── Dataset records

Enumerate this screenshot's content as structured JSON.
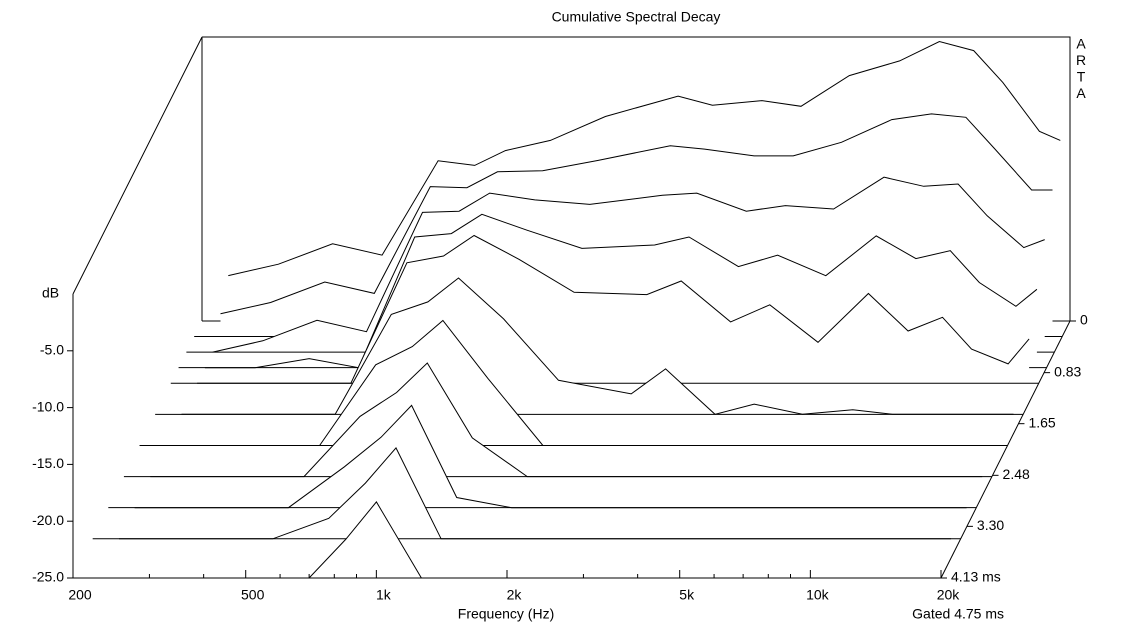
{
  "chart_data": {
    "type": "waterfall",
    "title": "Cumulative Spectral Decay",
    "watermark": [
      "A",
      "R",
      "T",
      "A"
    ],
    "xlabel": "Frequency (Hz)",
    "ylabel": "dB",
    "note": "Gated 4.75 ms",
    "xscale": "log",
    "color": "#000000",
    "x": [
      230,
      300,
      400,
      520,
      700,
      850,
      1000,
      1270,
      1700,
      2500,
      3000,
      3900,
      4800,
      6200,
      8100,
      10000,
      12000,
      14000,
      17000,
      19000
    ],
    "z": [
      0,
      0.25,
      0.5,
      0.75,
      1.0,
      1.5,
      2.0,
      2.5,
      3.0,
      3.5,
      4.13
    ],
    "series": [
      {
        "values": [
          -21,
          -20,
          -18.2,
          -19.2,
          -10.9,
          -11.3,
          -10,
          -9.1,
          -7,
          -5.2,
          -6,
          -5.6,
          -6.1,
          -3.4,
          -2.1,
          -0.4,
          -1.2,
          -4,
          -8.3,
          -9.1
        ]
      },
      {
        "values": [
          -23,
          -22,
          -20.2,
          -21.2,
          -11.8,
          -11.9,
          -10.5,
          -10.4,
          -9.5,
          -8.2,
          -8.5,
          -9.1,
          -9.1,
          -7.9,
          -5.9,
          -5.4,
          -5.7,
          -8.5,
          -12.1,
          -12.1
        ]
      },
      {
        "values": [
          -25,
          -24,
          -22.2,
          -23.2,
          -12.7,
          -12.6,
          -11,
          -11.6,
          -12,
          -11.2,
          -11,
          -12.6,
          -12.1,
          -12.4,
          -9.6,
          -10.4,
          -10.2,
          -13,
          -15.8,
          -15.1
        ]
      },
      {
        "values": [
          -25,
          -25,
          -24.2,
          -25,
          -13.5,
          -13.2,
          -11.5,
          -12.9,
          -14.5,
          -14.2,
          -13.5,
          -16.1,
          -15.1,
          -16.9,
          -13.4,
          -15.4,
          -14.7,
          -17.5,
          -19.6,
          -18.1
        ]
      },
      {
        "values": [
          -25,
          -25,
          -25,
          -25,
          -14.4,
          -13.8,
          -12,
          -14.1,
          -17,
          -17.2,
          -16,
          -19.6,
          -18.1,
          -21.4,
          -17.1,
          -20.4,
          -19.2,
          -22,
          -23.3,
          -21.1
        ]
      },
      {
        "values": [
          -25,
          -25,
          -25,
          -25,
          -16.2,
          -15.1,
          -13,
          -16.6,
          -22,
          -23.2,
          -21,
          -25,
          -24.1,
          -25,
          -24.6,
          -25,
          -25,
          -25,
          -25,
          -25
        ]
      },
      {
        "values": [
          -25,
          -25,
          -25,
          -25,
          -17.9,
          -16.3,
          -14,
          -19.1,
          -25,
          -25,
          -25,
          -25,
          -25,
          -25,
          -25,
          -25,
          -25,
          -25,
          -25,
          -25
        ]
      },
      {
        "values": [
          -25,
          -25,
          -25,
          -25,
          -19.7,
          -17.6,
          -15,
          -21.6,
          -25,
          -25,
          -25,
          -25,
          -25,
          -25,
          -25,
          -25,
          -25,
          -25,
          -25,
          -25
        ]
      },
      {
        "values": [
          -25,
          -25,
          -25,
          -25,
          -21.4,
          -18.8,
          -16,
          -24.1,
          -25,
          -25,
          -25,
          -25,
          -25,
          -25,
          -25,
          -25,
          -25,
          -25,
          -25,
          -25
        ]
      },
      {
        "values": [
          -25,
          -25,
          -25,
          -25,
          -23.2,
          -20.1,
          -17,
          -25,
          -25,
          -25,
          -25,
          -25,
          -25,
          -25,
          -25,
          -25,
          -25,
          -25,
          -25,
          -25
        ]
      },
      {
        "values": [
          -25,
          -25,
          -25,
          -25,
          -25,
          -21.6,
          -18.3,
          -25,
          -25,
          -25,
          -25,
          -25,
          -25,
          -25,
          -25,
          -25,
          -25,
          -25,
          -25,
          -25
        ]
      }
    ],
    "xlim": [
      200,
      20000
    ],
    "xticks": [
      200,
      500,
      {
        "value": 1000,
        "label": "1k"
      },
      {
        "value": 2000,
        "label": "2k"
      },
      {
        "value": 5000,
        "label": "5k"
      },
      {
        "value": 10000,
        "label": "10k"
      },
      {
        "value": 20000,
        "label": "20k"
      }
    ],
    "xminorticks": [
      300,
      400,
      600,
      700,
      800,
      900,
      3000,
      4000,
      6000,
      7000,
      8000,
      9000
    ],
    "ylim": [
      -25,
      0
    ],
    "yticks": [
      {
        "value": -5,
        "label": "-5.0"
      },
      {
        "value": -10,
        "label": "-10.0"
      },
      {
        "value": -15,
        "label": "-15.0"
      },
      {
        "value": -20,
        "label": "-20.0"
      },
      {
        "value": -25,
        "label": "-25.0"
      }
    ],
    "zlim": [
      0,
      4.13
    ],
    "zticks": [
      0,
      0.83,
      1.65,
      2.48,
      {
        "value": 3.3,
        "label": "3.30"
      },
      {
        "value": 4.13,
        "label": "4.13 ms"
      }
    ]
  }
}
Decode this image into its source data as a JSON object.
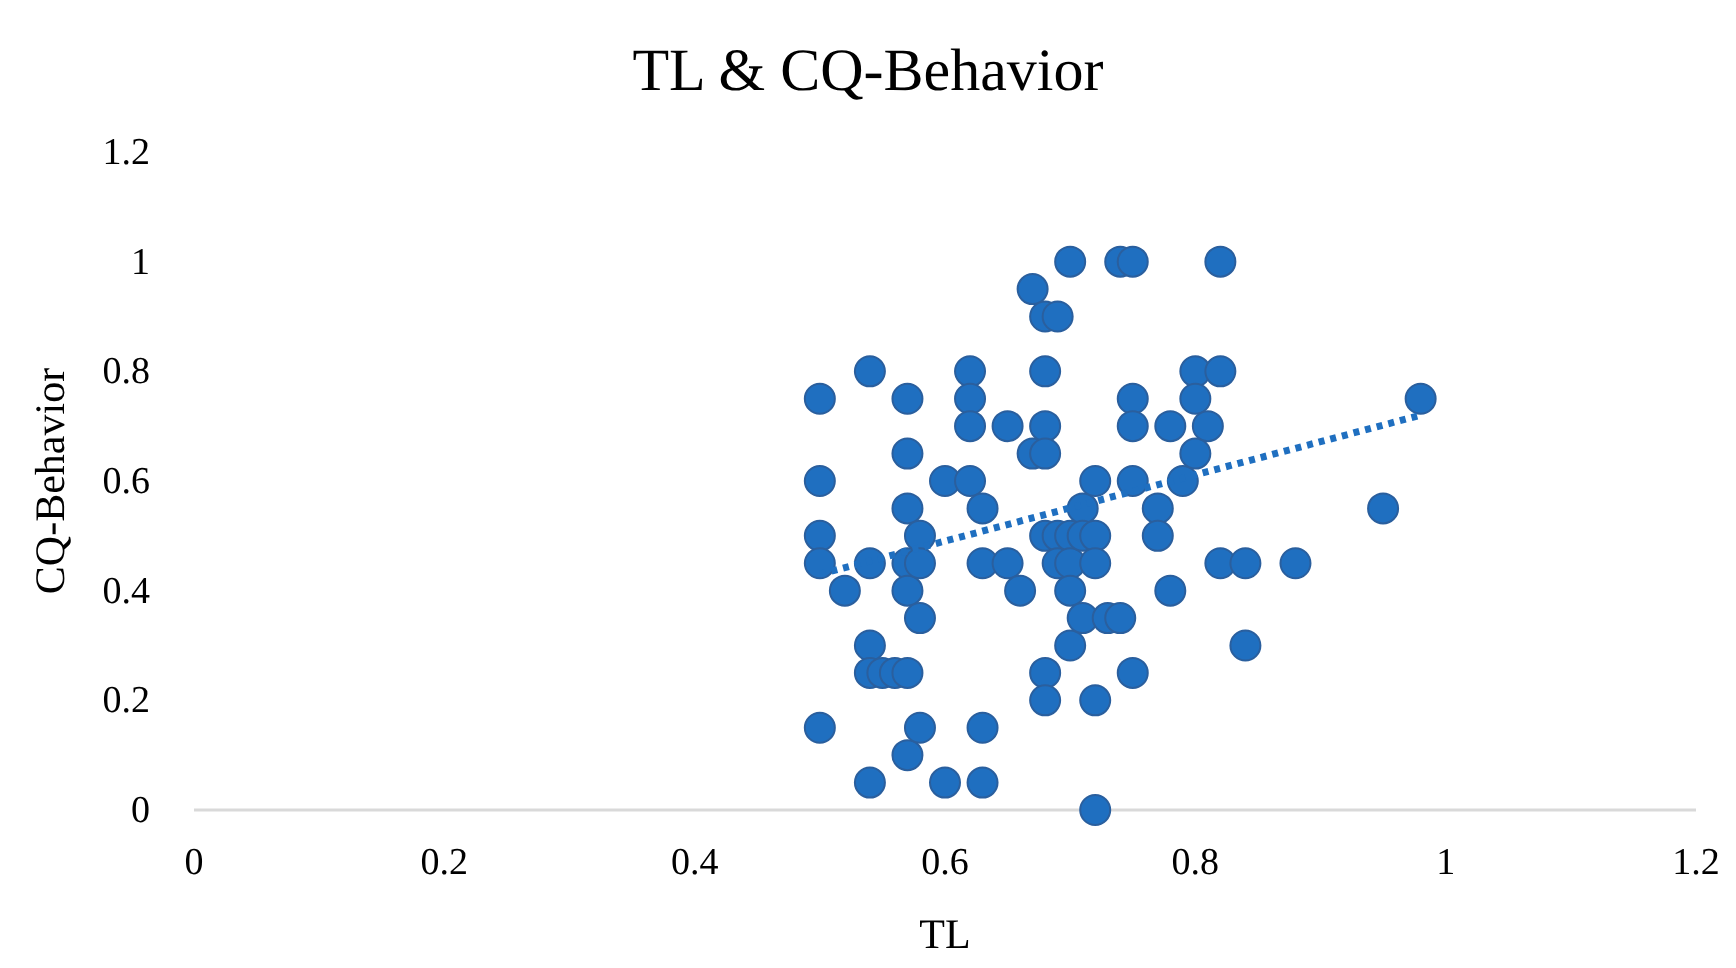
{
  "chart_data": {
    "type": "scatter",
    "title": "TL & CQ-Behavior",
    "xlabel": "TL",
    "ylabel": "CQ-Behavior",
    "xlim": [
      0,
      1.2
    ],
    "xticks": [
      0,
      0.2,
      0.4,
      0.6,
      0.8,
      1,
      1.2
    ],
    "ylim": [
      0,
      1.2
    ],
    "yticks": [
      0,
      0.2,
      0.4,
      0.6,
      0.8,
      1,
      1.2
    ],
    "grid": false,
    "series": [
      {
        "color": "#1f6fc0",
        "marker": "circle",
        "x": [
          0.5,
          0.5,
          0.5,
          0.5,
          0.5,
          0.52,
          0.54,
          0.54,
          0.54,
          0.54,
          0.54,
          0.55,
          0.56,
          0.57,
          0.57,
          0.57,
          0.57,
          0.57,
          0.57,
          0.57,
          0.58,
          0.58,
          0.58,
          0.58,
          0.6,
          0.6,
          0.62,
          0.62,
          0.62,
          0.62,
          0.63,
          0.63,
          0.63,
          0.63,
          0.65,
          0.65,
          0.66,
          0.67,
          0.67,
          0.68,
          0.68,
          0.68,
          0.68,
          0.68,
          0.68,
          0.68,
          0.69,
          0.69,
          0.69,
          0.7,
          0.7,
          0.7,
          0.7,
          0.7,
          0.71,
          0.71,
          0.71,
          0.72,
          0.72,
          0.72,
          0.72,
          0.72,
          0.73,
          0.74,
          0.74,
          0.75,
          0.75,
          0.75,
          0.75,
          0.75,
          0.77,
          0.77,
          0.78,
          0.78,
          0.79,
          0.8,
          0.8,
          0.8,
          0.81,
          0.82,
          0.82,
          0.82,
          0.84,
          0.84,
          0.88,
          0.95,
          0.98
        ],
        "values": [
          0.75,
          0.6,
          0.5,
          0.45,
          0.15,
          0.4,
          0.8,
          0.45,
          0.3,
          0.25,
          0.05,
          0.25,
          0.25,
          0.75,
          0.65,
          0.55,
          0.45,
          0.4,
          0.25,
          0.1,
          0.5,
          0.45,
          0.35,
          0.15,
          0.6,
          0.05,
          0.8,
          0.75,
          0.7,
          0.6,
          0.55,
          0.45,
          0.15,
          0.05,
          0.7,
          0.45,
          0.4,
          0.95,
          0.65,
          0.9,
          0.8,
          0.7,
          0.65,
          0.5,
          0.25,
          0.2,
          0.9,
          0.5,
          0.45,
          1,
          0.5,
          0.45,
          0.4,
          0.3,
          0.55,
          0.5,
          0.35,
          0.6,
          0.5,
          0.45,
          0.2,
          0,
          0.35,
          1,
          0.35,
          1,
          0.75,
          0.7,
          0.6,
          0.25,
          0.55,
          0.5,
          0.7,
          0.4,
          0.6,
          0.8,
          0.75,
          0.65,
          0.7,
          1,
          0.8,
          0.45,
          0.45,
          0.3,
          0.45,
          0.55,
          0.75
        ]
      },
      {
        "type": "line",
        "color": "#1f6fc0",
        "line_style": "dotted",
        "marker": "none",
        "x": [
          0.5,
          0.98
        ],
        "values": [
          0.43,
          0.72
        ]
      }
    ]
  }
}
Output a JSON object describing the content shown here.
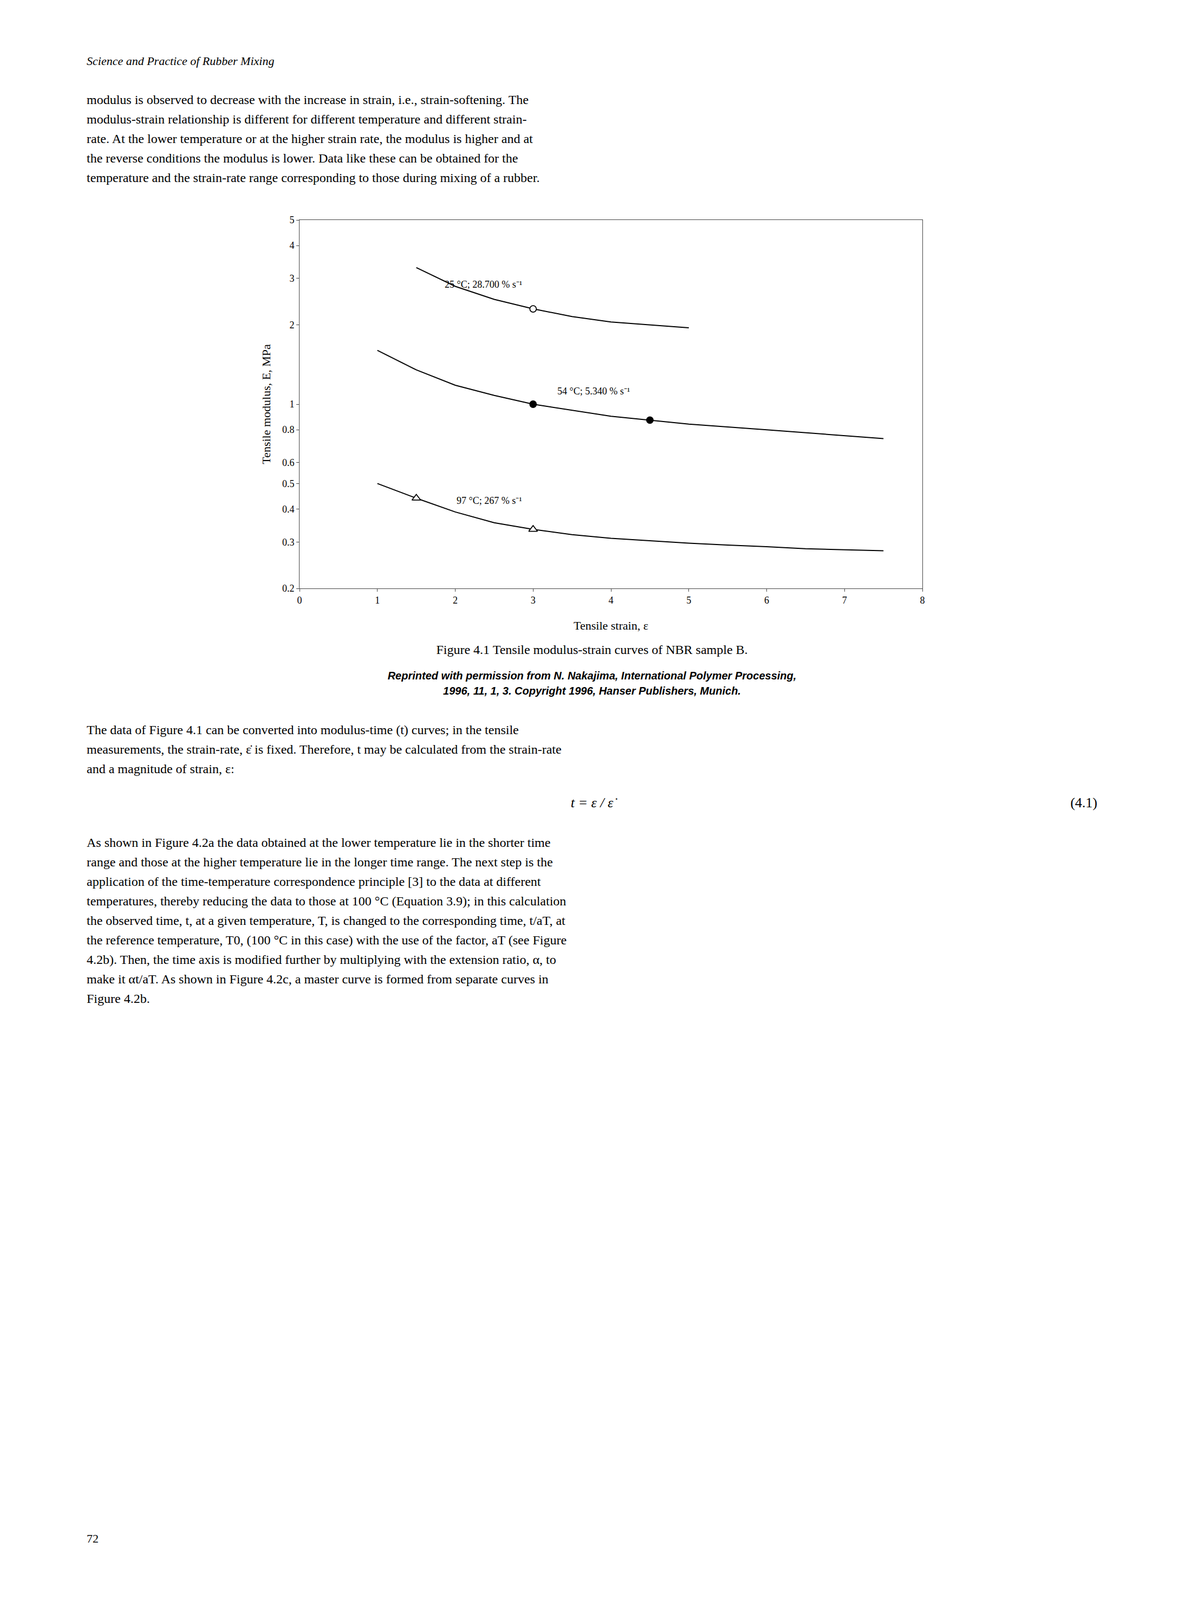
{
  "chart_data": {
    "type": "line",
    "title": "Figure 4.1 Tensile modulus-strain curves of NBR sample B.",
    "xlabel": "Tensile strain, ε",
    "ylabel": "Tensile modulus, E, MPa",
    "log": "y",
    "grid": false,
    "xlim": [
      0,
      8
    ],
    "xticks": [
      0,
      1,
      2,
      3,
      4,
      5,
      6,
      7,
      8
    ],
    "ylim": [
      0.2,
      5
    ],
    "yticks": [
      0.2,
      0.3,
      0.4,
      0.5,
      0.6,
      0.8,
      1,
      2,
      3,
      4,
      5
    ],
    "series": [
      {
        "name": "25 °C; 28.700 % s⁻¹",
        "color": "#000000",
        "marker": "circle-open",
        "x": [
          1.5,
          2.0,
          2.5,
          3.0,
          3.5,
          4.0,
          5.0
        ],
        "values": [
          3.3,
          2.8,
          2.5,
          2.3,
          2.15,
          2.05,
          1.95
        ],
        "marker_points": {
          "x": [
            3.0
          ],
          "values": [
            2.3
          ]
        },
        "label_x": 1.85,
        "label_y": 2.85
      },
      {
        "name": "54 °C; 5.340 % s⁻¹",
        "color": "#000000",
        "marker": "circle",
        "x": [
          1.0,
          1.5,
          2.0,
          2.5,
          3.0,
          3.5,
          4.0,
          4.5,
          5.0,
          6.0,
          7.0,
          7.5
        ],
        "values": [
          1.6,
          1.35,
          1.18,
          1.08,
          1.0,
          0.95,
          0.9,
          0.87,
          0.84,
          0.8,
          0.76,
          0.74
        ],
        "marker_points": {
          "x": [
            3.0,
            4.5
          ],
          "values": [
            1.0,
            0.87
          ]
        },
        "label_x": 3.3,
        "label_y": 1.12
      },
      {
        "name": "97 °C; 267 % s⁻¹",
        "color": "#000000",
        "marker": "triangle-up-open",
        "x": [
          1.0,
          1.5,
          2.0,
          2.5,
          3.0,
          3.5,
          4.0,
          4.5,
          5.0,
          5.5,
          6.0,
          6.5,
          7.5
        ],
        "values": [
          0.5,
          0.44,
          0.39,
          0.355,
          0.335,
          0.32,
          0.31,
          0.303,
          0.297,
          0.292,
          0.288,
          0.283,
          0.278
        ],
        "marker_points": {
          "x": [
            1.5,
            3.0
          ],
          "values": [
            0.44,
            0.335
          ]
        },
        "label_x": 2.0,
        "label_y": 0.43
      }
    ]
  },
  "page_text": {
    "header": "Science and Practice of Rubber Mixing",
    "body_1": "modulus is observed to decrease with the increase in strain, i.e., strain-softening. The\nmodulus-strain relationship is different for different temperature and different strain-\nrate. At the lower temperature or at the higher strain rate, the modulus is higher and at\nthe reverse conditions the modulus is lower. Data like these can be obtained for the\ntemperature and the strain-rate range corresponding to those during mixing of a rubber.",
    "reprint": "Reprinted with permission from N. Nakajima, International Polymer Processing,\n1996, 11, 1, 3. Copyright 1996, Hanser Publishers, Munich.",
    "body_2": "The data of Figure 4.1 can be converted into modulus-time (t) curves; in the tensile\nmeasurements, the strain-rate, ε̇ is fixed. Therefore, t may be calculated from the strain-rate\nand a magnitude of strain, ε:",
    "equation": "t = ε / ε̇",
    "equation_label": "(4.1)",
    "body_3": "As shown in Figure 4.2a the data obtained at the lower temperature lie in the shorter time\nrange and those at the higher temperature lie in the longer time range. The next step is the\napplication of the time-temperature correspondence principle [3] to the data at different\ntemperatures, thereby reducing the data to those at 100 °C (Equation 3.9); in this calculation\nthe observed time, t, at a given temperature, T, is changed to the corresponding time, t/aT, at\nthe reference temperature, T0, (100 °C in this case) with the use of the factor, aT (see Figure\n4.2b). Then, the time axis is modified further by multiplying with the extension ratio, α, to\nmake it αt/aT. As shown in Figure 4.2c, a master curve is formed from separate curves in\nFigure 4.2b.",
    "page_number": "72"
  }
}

────

• _Instruction_
Above are lines of data; state how many of them contain the word "shown", with no other output.

• _Exercise answer_
2